- DO THIS -
Copy each line of the entries that contains the word "name".

·····

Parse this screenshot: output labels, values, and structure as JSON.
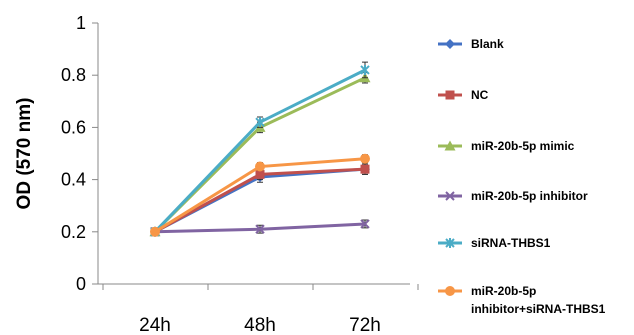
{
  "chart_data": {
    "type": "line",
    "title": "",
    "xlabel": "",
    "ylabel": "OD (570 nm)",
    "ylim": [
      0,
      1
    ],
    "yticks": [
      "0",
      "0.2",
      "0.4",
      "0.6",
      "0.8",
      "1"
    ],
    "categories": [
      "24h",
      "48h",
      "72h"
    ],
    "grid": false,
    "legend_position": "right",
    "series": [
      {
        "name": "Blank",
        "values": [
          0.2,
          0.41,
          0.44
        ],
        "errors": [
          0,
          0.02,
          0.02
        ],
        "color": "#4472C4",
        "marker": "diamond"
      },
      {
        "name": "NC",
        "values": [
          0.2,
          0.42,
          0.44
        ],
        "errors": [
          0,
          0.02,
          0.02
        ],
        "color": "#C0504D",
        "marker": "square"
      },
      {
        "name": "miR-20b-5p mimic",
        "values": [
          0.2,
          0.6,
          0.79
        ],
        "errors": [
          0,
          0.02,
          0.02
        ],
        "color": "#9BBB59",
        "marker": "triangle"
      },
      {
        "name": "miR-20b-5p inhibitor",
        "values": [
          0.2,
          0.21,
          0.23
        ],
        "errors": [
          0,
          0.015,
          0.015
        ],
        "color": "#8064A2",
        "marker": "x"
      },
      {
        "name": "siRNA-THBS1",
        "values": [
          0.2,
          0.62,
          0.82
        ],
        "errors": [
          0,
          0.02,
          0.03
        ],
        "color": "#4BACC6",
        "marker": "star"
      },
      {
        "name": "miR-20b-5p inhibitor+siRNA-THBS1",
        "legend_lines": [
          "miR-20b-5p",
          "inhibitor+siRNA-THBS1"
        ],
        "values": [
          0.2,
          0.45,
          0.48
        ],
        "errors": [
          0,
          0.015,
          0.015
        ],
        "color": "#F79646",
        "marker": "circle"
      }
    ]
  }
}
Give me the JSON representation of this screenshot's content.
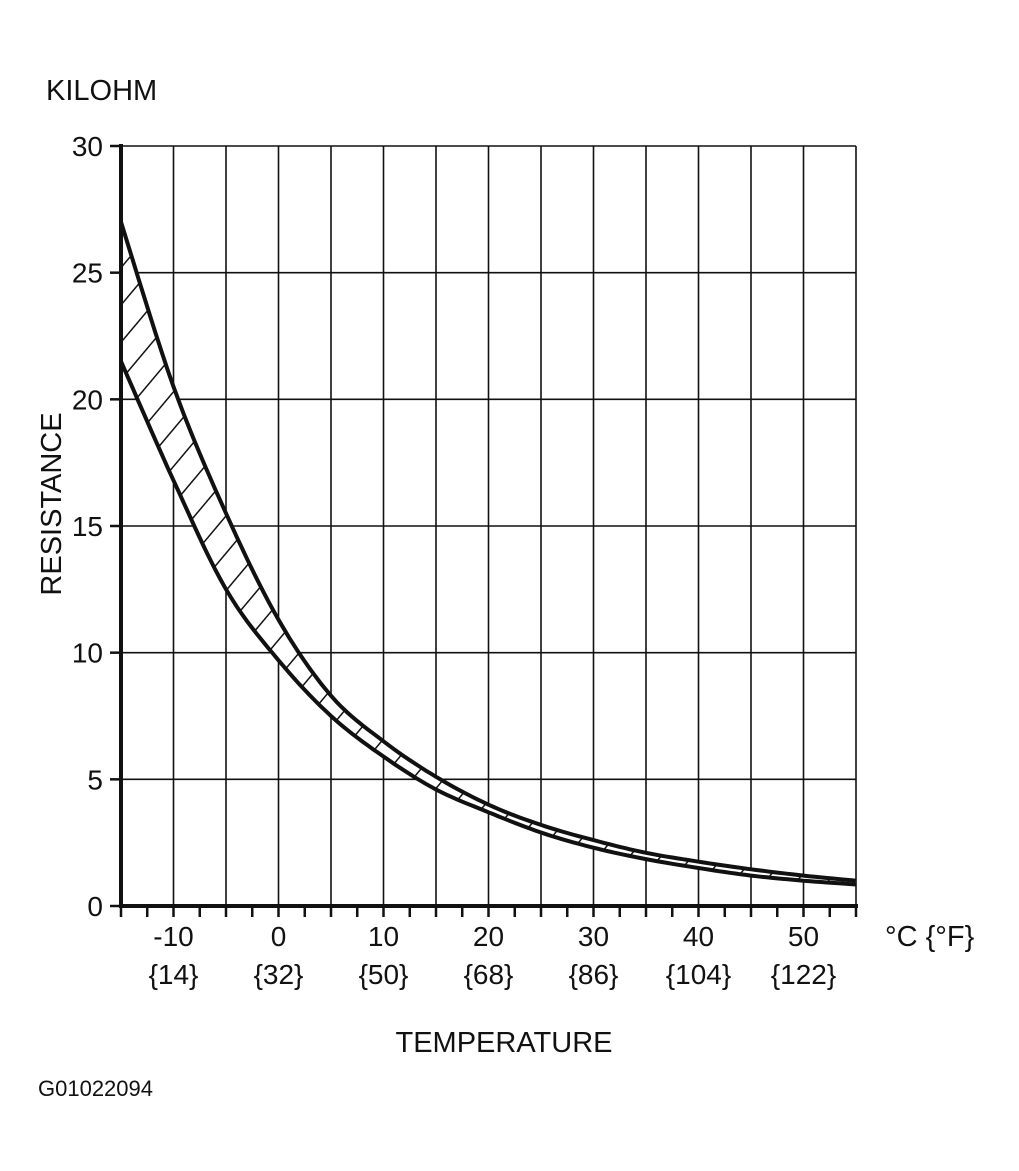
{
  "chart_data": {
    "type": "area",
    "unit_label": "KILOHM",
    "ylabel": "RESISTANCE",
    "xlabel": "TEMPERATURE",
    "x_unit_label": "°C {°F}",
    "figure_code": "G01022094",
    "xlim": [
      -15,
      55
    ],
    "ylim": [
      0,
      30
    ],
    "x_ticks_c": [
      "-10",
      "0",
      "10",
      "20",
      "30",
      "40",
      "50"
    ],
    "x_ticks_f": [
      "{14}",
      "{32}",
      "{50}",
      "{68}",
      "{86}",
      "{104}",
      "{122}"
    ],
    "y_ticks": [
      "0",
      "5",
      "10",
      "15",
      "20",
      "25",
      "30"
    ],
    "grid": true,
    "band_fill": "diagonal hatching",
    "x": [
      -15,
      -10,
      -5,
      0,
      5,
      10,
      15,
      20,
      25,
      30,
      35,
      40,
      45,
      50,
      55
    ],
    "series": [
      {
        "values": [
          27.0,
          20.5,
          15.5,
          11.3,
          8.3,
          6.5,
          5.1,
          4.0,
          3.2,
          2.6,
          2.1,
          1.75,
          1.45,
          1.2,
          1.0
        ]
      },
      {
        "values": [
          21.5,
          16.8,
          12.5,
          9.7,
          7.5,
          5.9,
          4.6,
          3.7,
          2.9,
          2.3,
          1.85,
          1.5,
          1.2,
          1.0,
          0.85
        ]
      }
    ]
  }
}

·····

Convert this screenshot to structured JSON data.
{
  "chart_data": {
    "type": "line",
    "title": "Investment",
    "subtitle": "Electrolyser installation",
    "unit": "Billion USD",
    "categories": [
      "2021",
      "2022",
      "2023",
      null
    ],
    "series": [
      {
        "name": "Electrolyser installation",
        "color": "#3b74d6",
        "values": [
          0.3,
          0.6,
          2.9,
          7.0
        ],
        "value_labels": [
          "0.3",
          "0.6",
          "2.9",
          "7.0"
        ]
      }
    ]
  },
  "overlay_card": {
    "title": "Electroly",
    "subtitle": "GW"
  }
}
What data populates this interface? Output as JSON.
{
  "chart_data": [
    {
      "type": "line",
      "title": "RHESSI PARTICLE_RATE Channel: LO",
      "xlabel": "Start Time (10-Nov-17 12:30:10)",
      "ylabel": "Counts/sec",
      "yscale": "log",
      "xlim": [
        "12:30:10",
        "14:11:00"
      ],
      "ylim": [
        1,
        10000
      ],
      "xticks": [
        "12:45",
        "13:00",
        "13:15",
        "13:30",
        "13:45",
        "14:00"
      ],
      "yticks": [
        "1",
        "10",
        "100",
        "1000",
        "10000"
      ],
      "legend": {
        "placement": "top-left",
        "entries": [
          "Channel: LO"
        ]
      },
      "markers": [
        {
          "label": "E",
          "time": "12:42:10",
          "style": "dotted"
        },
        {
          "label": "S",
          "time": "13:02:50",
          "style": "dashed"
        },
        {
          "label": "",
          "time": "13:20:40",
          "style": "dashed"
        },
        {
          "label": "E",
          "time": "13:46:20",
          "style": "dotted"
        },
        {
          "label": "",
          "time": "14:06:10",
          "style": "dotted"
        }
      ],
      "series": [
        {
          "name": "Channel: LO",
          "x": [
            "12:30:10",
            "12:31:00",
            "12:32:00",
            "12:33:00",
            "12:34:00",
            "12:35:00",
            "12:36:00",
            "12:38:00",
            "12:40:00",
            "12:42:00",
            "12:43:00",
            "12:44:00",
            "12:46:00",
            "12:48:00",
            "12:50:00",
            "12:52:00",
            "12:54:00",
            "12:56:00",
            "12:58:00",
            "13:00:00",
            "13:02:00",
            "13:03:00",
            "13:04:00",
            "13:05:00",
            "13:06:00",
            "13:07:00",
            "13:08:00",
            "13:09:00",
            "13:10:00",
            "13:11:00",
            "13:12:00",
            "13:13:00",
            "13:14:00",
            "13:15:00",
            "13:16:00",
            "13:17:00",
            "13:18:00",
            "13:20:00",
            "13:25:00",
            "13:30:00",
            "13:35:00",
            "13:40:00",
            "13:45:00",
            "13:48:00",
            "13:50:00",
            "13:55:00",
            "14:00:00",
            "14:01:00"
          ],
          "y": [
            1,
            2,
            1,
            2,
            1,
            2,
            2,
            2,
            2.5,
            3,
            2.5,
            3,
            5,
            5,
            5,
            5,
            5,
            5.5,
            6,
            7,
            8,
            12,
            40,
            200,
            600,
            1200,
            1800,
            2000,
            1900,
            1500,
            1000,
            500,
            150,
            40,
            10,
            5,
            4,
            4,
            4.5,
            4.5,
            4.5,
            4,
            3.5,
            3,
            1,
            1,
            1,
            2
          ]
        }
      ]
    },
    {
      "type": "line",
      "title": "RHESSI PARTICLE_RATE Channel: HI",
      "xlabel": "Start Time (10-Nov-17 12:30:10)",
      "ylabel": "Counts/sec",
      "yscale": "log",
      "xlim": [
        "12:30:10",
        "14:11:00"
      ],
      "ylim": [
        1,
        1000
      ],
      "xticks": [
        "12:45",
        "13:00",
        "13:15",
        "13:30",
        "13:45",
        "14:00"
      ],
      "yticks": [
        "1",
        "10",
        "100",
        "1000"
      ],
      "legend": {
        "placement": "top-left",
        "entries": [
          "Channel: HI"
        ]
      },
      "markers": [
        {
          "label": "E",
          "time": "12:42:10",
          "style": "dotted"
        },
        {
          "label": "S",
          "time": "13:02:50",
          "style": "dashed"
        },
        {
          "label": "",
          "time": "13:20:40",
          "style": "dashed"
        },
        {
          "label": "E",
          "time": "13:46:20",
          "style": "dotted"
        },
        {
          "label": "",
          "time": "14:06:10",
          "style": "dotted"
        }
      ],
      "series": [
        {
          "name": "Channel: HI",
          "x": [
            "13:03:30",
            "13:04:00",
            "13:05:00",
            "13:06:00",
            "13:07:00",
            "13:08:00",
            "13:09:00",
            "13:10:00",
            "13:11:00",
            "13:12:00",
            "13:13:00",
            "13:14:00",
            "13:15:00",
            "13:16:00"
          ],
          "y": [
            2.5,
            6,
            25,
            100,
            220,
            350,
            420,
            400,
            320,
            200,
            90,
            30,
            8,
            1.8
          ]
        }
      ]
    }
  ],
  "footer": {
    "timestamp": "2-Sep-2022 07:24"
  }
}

·····

- OUTPUT OF THE EXERCISE -
        "name": "Blank",
        "name": "NC",
        "name": "miR-20b-5p mimic",
        "name": "miR-20b-5p inhibitor",
        "name": "siRNA-THBS1",
        "name": "miR-20b-5p inhibitor+siRNA-THBS1",
        "name": "Electrolyser installation",
          "name": "Channel: LO",
          "name": "Channel: HI",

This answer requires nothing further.